Reproduce the listing verbatim.
%%
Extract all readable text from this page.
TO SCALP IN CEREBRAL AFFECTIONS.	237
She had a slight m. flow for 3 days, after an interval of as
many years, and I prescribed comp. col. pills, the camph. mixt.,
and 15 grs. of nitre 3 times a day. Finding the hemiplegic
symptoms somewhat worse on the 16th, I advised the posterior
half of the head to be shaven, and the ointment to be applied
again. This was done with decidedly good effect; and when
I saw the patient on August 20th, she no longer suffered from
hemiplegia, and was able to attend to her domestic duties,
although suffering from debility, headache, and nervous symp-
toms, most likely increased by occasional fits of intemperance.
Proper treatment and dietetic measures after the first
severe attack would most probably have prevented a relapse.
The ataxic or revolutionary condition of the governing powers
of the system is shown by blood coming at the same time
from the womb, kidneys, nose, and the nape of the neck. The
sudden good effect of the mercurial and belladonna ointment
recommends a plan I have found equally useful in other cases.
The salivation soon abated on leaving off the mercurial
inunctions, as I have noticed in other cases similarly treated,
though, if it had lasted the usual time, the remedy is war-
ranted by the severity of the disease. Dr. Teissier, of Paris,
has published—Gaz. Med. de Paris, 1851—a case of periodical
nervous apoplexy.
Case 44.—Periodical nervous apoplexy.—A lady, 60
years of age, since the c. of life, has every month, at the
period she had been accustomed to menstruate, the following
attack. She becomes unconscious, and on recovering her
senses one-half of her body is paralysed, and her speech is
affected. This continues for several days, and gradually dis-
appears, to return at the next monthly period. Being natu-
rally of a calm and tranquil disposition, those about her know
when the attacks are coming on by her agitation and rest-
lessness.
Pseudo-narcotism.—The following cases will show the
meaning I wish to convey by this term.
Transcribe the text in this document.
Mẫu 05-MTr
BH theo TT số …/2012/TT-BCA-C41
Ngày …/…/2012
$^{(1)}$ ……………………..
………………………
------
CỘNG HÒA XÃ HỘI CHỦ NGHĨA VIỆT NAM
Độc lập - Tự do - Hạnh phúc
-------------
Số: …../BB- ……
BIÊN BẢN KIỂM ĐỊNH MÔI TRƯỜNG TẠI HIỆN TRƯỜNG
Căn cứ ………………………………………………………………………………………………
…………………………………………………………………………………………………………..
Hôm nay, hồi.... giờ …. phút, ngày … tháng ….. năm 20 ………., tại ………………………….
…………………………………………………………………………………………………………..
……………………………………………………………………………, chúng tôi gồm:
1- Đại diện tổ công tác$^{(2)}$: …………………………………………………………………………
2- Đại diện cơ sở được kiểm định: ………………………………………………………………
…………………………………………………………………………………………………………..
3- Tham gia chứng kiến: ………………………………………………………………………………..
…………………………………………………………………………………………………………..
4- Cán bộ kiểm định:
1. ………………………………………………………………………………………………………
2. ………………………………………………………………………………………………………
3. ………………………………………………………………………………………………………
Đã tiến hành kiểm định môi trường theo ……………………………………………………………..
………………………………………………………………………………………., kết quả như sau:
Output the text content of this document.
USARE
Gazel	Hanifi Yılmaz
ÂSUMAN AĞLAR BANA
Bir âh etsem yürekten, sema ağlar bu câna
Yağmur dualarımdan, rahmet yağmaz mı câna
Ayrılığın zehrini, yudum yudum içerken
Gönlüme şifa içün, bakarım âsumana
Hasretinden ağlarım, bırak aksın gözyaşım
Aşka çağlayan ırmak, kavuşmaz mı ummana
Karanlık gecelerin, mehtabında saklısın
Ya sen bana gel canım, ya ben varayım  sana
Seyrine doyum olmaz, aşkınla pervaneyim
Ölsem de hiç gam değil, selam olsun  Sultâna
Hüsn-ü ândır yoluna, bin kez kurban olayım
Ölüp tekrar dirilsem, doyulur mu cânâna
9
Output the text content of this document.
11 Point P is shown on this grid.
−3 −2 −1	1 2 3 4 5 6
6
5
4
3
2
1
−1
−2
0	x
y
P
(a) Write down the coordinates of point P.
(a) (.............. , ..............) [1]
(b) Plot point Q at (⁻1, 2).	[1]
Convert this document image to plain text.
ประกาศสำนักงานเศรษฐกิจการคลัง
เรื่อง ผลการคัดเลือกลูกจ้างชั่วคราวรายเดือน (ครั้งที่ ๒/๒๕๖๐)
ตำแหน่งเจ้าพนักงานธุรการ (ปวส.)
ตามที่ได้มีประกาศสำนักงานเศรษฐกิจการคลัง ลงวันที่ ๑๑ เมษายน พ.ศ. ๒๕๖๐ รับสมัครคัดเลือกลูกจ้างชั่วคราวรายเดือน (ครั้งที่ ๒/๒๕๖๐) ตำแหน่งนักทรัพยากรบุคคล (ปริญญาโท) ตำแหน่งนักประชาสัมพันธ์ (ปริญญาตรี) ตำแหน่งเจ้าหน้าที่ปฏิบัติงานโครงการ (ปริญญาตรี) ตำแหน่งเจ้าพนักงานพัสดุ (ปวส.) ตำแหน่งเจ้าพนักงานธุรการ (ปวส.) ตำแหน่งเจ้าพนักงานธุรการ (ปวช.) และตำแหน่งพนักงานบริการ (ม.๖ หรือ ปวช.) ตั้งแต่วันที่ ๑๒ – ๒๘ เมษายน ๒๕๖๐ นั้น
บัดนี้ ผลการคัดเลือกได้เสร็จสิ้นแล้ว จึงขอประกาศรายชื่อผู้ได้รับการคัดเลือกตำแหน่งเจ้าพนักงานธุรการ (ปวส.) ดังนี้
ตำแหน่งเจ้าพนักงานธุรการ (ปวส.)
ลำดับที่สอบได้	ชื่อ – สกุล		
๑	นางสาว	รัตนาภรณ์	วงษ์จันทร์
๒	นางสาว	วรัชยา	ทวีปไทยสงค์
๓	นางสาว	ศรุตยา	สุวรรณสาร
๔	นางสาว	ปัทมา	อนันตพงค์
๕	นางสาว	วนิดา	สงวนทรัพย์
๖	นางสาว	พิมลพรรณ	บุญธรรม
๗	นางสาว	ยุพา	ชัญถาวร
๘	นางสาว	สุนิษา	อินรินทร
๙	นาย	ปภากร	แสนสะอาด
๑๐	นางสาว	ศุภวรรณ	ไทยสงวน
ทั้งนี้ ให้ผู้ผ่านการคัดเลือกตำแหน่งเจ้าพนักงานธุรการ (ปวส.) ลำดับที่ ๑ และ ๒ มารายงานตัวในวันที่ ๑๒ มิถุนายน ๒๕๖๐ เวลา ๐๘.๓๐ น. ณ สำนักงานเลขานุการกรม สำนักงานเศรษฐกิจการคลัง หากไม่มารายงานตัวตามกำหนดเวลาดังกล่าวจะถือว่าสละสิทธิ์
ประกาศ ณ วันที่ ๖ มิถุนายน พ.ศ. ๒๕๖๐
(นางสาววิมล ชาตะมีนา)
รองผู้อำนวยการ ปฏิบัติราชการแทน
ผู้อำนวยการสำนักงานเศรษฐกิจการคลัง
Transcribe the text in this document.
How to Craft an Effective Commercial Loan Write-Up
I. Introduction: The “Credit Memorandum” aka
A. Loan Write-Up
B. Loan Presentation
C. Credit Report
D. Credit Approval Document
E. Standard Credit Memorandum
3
%%
■ **Exercise result**
Extract all readable text from this page.
TO SCALP IN CEREBRAL AFFECTIONS.	237
She had a slight m. flow for 3 days, after an interval of as
many years, and I prescribed comp. col. pills, the camph. mixt.,
and 15 grs. of nitre 3 times a day. Finding the hemiplegic
symptoms somewhat worse on the 16th, I advised the posterior
half of the head to be shaven, and the ointment to be applied
again. This was done with decidedly good effect; and when
I saw the patient on August 20th, she no longer suffered from
hemiplegia, and was able to attend to her domestic duties,
although suffering from debility, headache, and nervous symp-
toms, most likely increased by occasional fits of intemperance.
Proper treatment and dietetic measures after the first
severe attack would most probably have prevented a relapse.
The ataxic or revolutionary condition of the governing powers
of the system is shown by blood coming at the same time
from the womb, kidneys, nose, and the nape of the neck. The
sudden good effect of the mercurial and belladonna ointment
recommends a plan I have found equally useful in other cases.
The salivation soon abated on leaving off the mercurial
inunctions, as I have noticed in other cases similarly treated,
though, if it had lasted the usual time, the remedy is war-
ranted by the severity of the disease. Dr. Teissier, of Paris,
has published—Gaz. Med. de Paris, 1851—a case of periodical
nervous apoplexy.
Case 44.—Periodical nervous apoplexy.—A lady, 60
years of age, since the c. of life, has every month, at the
period she had been accustomed to menstruate, the following
attack. She becomes unconscious, and on recovering her
senses one-half of her body is paralysed, and her speech is
affected. This continues for several days, and gradually dis-
appears, to return at the next monthly period. Being natu-
rally of a calm and tranquil disposition, those about her know
when the attacks are coming on by her agitation and rest-
lessness.
Pseudo-narcotism.—The following cases will show the
meaning I wish to convey by this term.
Transcribe the text in this document.
Mẫu 05-MTr
BH theo TT số …/2012/TT-BCA-C41
Ngày …/…/2012
$^{(1)}$ ……………………..
………………………
------
CỘNG HÒA XÃ HỘI CHỦ NGHĨA VIỆT NAM
Độc lập - Tự do - Hạnh phúc
-------------
Số: …../BB- ……
BIÊN BẢN KIỂM ĐỊNH MÔI TRƯỜNG TẠI HIỆN TRƯỜNG
Căn cứ ………………………………………………………………………………………………
…………………………………………………………………………………………………………..
Hôm nay, hồi.... giờ …. phút, ngày … tháng ….. năm 20 ………., tại ………………………….
…………………………………………………………………………………………………………..
……………………………………………………………………………, chúng tôi gồm:
1- Đại diện tổ công tác$^{(2)}$: …………………………………………………………………………
2- Đại diện cơ sở được kiểm định: ………………………………………………………………
…………………………………………………………………………………………………………..
3- Tham gia chứng kiến: ………………………………………………………………………………..
…………………………………………………………………………………………………………..
4- Cán bộ kiểm định:
1. ………………………………………………………………………………………………………
2. ………………………………………………………………………………………………………
3. ………………………………………………………………………………………………………
Đã tiến hành kiểm định môi trường theo ……………………………………………………………..
………………………………………………………………………………………., kết quả như sau:
Output the text content of this document.
USARE
Gazel	Hanifi Yılmaz
ÂSUMAN AĞLAR BANA
Bir âh etsem yürekten, sema ağlar bu câna
Yağmur dualarımdan, rahmet yağmaz mı câna
Ayrılığın zehrini, yudum yudum içerken
Gönlüme şifa içün, bakarım âsumana
Hasretinden ağlarım, bırak aksın gözyaşım
Aşka çağlayan ırmak, kavuşmaz mı ummana
Karanlık gecelerin, mehtabında saklısın
Ya sen bana gel canım, ya ben varayım  sana
Seyrine doyum olmaz, aşkınla pervaneyim
Ölsem de hiç gam değil, selam olsun  Sultâna
Hüsn-ü ândır yoluna, bin kez kurban olayım
Ölüp tekrar dirilsem, doyulur mu cânâna
9
Output the text content of this document.
11 Point P is shown on this grid.
−3 −2 −1	1 2 3 4 5 6
6
5
4
3
2
1
−1
−2
0	x
y
P
(a) Write down the coordinates of point P.
(a) (.............. , ..............) [1]
(b) Plot point Q at (⁻1, 2).	[1]
Convert this document image to plain text.
ประกาศสำนักงานเศรษฐกิจการคลัง
เรื่อง ผลการคัดเลือกลูกจ้างชั่วคราวรายเดือน (ครั้งที่ ๒/๒๕๖๐)
ตำแหน่งเจ้าพนักงานธุรการ (ปวส.)
ตามที่ได้มีประกาศสำนักงานเศรษฐกิจการคลัง ลงวันที่ ๑๑ เมษายน พ.ศ. ๒๕๖๐ รับสมัครคัดเลือกลูกจ้างชั่วคราวรายเดือน (ครั้งที่ ๒/๒๕๖๐) ตำแหน่งนักทรัพยากรบุคคล (ปริญญาโท) ตำแหน่งนักประชาสัมพันธ์ (ปริญญาตรี) ตำแหน่งเจ้าหน้าที่ปฏิบัติงานโครงการ (ปริญญาตรี) ตำแหน่งเจ้าพนักงานพัสดุ (ปวส.) ตำแหน่งเจ้าพนักงานธุรการ (ปวส.) ตำแหน่งเจ้าพนักงานธุรการ (ปวช.) และตำแหน่งพนักงานบริการ (ม.๖ หรือ ปวช.) ตั้งแต่วันที่ ๑๒ – ๒๘ เมษายน ๒๕๖๐ นั้น
บัดนี้ ผลการคัดเลือกได้เสร็จสิ้นแล้ว จึงขอประกาศรายชื่อผู้ได้รับการคัดเลือกตำแหน่งเจ้าพนักงานธุรการ (ปวส.) ดังนี้
ตำแหน่งเจ้าพนักงานธุรการ (ปวส.)
ลำดับที่สอบได้	ชื่อ – สกุล		
๑	นางสาว	รัตนาภรณ์	วงษ์จันทร์
๒	นางสาว	วรัชยา	ทวีปไทยสงค์
๓	นางสาว	ศรุตยา	สุวรรณสาร
๔	นางสาว	ปัทมา	อนันตพงค์
๕	นางสาว	วนิดา	สงวนทรัพย์
๖	นางสาว	พิมลพรรณ	บุญธรรม
๗	นางสาว	ยุพา	ชัญถาวร
๘	นางสาว	สุนิษา	อินรินทร
๙	นาย	ปภากร	แสนสะอาด
๑๐	นางสาว	ศุภวรรณ	ไทยสงวน
ทั้งนี้ ให้ผู้ผ่านการคัดเลือกตำแหน่งเจ้าพนักงานธุรการ (ปวส.) ลำดับที่ ๑ และ ๒ มารายงานตัวในวันที่ ๑๒ มิถุนายน ๒๕๖๐ เวลา ๐๘.๓๐ น. ณ สำนักงานเลขานุการกรม สำนักงานเศรษฐกิจการคลัง หากไม่มารายงานตัวตามกำหนดเวลาดังกล่าวจะถือว่าสละสิทธิ์
ประกาศ ณ วันที่ ๖ มิถุนายน พ.ศ. ๒๕๖๐
(นางสาววิมล ชาตะมีนา)
รองผู้อำนวยการ ปฏิบัติราชการแทน
ผู้อำนวยการสำนักงานเศรษฐกิจการคลัง
Transcribe the text in this document.
How to Craft an Effective Commercial Loan Write-Up
I. Introduction: The “Credit Memorandum” aka
A. Loan Write-Up
B. Loan Presentation
C. Credit Report
D. Credit Approval Document
E. Standard Credit Memorandum
3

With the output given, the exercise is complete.